--- Start RECORDS FOR THIS EXERCISE ---

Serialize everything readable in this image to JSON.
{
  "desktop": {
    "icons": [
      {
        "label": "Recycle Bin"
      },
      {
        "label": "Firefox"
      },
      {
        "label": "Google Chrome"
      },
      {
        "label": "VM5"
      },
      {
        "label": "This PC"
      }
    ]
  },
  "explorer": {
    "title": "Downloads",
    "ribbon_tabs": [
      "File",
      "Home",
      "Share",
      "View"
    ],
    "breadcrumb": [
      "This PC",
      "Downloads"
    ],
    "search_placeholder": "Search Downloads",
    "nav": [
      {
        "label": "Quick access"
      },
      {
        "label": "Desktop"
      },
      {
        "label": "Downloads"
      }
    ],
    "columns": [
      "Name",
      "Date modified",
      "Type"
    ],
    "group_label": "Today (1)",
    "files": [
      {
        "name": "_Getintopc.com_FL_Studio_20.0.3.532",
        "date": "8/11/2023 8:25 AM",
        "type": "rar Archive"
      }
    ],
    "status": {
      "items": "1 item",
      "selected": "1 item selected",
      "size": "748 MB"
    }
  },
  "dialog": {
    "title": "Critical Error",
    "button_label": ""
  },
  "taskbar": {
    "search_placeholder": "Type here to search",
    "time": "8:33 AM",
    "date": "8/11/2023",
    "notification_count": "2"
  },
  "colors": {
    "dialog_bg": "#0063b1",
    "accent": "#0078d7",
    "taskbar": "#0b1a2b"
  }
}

--- End RECORDS FOR THIS EXERCISE ---

WHAT IS NEEDED: Your task is to transcribe the listing above in full, exactly as given.

EXERCISE SOLUTION:
Serialize everything readable in this image to JSON.
{
  "desktop": {
    "icons": [
      {
        "label": "Recycle Bin"
      },
      {
        "label": "Firefox"
      },
      {
        "label": "Google Chrome"
      },
      {
        "label": "VM5"
      },
      {
        "label": "This PC"
      }
    ]
  },
  "explorer": {
    "title": "Downloads",
    "ribbon_tabs": [
      "File",
      "Home",
      "Share",
      "View"
    ],
    "breadcrumb": [
      "This PC",
      "Downloads"
    ],
    "search_placeholder": "Search Downloads",
    "nav": [
      {
        "label": "Quick access"
      },
      {
        "label": "Desktop"
      },
      {
        "label": "Downloads"
      }
    ],
    "columns": [
      "Name",
      "Date modified",
      "Type"
    ],
    "group_label": "Today (1)",
    "files": [
      {
        "name": "_Getintopc.com_FL_Studio_20.0.3.532",
        "date": "8/11/2023 8:25 AM",
        "type": "rar Archive"
      }
    ],
    "status": {
      "items": "1 item",
      "selected": "1 item selected",
      "size": "748 MB"
    }
  },
  "dialog": {
    "title": "Critical Error",
    "button_label": ""
  },
  "taskbar": {
    "search_placeholder": "Type here to search",
    "time": "8:33 AM",
    "date": "8/11/2023",
    "notification_count": "2"
  },
  "colors": {
    "dialog_bg": "#0063b1",
    "accent": "#0078d7",
    "taskbar": "#0b1a2b"
  }
}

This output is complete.